> **EXERCISE DATA**:
-- Start --
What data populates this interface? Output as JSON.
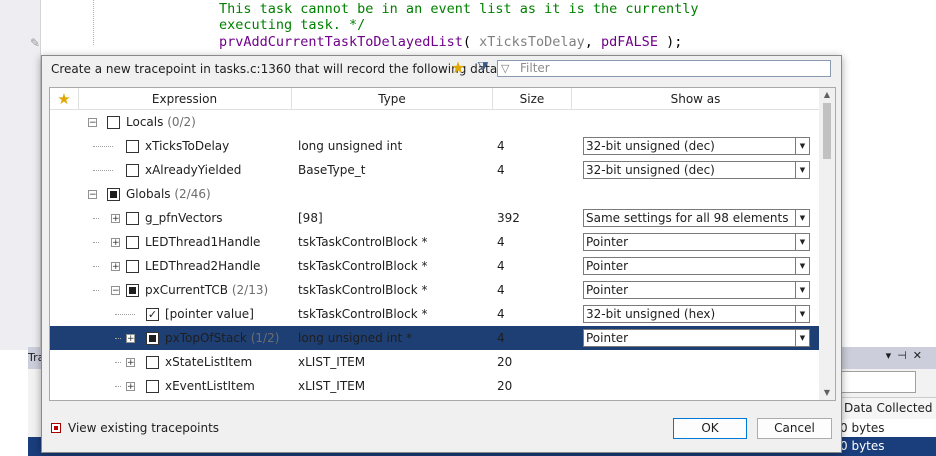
{
  "editor": {
    "lines": [
      {
        "parts": [
          {
            "t": "This task cannot be in an event list as it is the currently",
            "c": "c-comment"
          }
        ]
      },
      {
        "parts": [
          {
            "t": "executing task. */",
            "c": "c-comment"
          }
        ]
      },
      {
        "parts": [
          {
            "t": "prvAddCurrentTaskToDelayedList",
            "c": "c-fn"
          },
          {
            "t": "( ",
            "c": "c-punc"
          },
          {
            "t": "xTicksToDelay",
            "c": "c-param"
          },
          {
            "t": ", ",
            "c": "c-punc"
          },
          {
            "t": "pdFALSE",
            "c": "c-macro"
          },
          {
            "t": " );",
            "c": "c-punc"
          }
        ]
      }
    ]
  },
  "background_window": {
    "title_fragment": "Tra",
    "header_label": "Data Collected",
    "rows": [
      "0 bytes",
      "0 bytes"
    ]
  },
  "dialog": {
    "prompt": "Create a new tracepoint in tasks.c:1360 that will record the following data:",
    "filter_placeholder": "Filter",
    "columns": {
      "expression": "Expression",
      "type": "Type",
      "size": "Size",
      "show_as": "Show as"
    },
    "rows": [
      {
        "name": "Locals",
        "count": "(0/2)",
        "type": "",
        "size": "",
        "show_as": "",
        "level": 0,
        "expander": "minus",
        "check": "none",
        "selected": false
      },
      {
        "name": "xTicksToDelay",
        "count": "",
        "type": "long unsigned int",
        "size": "4",
        "show_as": "32-bit unsigned (dec)",
        "level": 1,
        "expander": "",
        "check": "none",
        "selected": false
      },
      {
        "name": "xAlreadyYielded",
        "count": "",
        "type": "BaseType_t",
        "size": "4",
        "show_as": "32-bit unsigned (dec)",
        "level": 1,
        "expander": "",
        "check": "none",
        "selected": false
      },
      {
        "name": "Globals",
        "count": "(2/46)",
        "type": "",
        "size": "",
        "show_as": "",
        "level": 0,
        "expander": "minus",
        "check": "partial",
        "selected": false
      },
      {
        "name": "g_pfnVectors",
        "count": "",
        "type": "[98]",
        "size": "392",
        "show_as": "Same settings for all 98 elements",
        "level": 1,
        "expander": "plus",
        "check": "none",
        "selected": false
      },
      {
        "name": "LEDThread1Handle",
        "count": "",
        "type": "tskTaskControlBlock *",
        "size": "4",
        "show_as": "Pointer",
        "level": 1,
        "expander": "plus",
        "check": "none",
        "selected": false
      },
      {
        "name": "LEDThread2Handle",
        "count": "",
        "type": "tskTaskControlBlock *",
        "size": "4",
        "show_as": "Pointer",
        "level": 1,
        "expander": "plus",
        "check": "none",
        "selected": false
      },
      {
        "name": "pxCurrentTCB",
        "count": "(2/13)",
        "type": "tskTaskControlBlock *",
        "size": "4",
        "show_as": "Pointer",
        "level": 1,
        "expander": "minus",
        "check": "partial",
        "selected": false
      },
      {
        "name": "[pointer value]",
        "count": "",
        "type": "tskTaskControlBlock *",
        "size": "4",
        "show_as": "32-bit unsigned (hex)",
        "level": 2,
        "expander": "",
        "check": "checked",
        "selected": false
      },
      {
        "name": "pxTopOfStack",
        "count": "(1/2)",
        "type": "long unsigned int *",
        "size": "4",
        "show_as": "Pointer",
        "level": 2,
        "expander": "plus",
        "check": "partial",
        "selected": true
      },
      {
        "name": "xStateListItem",
        "count": "",
        "type": "xLIST_ITEM",
        "size": "20",
        "show_as": "",
        "level": 2,
        "expander": "plus",
        "check": "none",
        "selected": false
      },
      {
        "name": "xEventListItem",
        "count": "",
        "type": "xLIST_ITEM",
        "size": "20",
        "show_as": "",
        "level": 2,
        "expander": "plus",
        "check": "none",
        "selected": false
      }
    ],
    "footer_link": "View existing tracepoints",
    "ok_label": "OK",
    "cancel_label": "Cancel"
  },
  "colors": {
    "selection": "#1e3f73",
    "comment": "#008000",
    "macro": "#6f008a"
  }
}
-- End --
Exactly as written, return every line of the listing, but not the pictures.

> **TASK RESULT**:
What data populates this interface? Output as JSON.
{
  "editor": {
    "lines": [
      {
        "parts": [
          {
            "t": "This task cannot be in an event list as it is the currently",
            "c": "c-comment"
          }
        ]
      },
      {
        "parts": [
          {
            "t": "executing task. */",
            "c": "c-comment"
          }
        ]
      },
      {
        "parts": [
          {
            "t": "prvAddCurrentTaskToDelayedList",
            "c": "c-fn"
          },
          {
            "t": "( ",
            "c": "c-punc"
          },
          {
            "t": "xTicksToDelay",
            "c": "c-param"
          },
          {
            "t": ", ",
            "c": "c-punc"
          },
          {
            "t": "pdFALSE",
            "c": "c-macro"
          },
          {
            "t": " );",
            "c": "c-punc"
          }
        ]
      }
    ]
  },
  "background_window": {
    "title_fragment": "Tra",
    "header_label": "Data Collected",
    "rows": [
      "0 bytes",
      "0 bytes"
    ]
  },
  "dialog": {
    "prompt": "Create a new tracepoint in tasks.c:1360 that will record the following data:",
    "filter_placeholder": "Filter",
    "columns": {
      "expression": "Expression",
      "type": "Type",
      "size": "Size",
      "show_as": "Show as"
    },
    "rows": [
      {
        "name": "Locals",
        "count": "(0/2)",
        "type": "",
        "size": "",
        "show_as": "",
        "level": 0,
        "expander": "minus",
        "check": "none",
        "selected": false
      },
      {
        "name": "xTicksToDelay",
        "count": "",
        "type": "long unsigned int",
        "size": "4",
        "show_as": "32-bit unsigned (dec)",
        "level": 1,
        "expander": "",
        "check": "none",
        "selected": false
      },
      {
        "name": "xAlreadyYielded",
        "count": "",
        "type": "BaseType_t",
        "size": "4",
        "show_as": "32-bit unsigned (dec)",
        "level": 1,
        "expander": "",
        "check": "none",
        "selected": false
      },
      {
        "name": "Globals",
        "count": "(2/46)",
        "type": "",
        "size": "",
        "show_as": "",
        "level": 0,
        "expander": "minus",
        "check": "partial",
        "selected": false
      },
      {
        "name": "g_pfnVectors",
        "count": "",
        "type": "[98]",
        "size": "392",
        "show_as": "Same settings for all 98 elements",
        "level": 1,
        "expander": "plus",
        "check": "none",
        "selected": false
      },
      {
        "name": "LEDThread1Handle",
        "count": "",
        "type": "tskTaskControlBlock *",
        "size": "4",
        "show_as": "Pointer",
        "level": 1,
        "expander": "plus",
        "check": "none",
        "selected": false
      },
      {
        "name": "LEDThread2Handle",
        "count": "",
        "type": "tskTaskControlBlock *",
        "size": "4",
        "show_as": "Pointer",
        "level": 1,
        "expander": "plus",
        "check": "none",
        "selected": false
      },
      {
        "name": "pxCurrentTCB",
        "count": "(2/13)",
        "type": "tskTaskControlBlock *",
        "size": "4",
        "show_as": "Pointer",
        "level": 1,
        "expander": "minus",
        "check": "partial",
        "selected": false
      },
      {
        "name": "[pointer value]",
        "count": "",
        "type": "tskTaskControlBlock *",
        "size": "4",
        "show_as": "32-bit unsigned (hex)",
        "level": 2,
        "expander": "",
        "check": "checked",
        "selected": false
      },
      {
        "name": "pxTopOfStack",
        "count": "(1/2)",
        "type": "long unsigned int *",
        "size": "4",
        "show_as": "Pointer",
        "level": 2,
        "expander": "plus",
        "check": "partial",
        "selected": true
      },
      {
        "name": "xStateListItem",
        "count": "",
        "type": "xLIST_ITEM",
        "size": "20",
        "show_as": "",
        "level": 2,
        "expander": "plus",
        "check": "none",
        "selected": false
      },
      {
        "name": "xEventListItem",
        "count": "",
        "type": "xLIST_ITEM",
        "size": "20",
        "show_as": "",
        "level": 2,
        "expander": "plus",
        "check": "none",
        "selected": false
      }
    ],
    "footer_link": "View existing tracepoints",
    "ok_label": "OK",
    "cancel_label": "Cancel"
  },
  "colors": {
    "selection": "#1e3f73",
    "comment": "#008000",
    "macro": "#6f008a"
  }
}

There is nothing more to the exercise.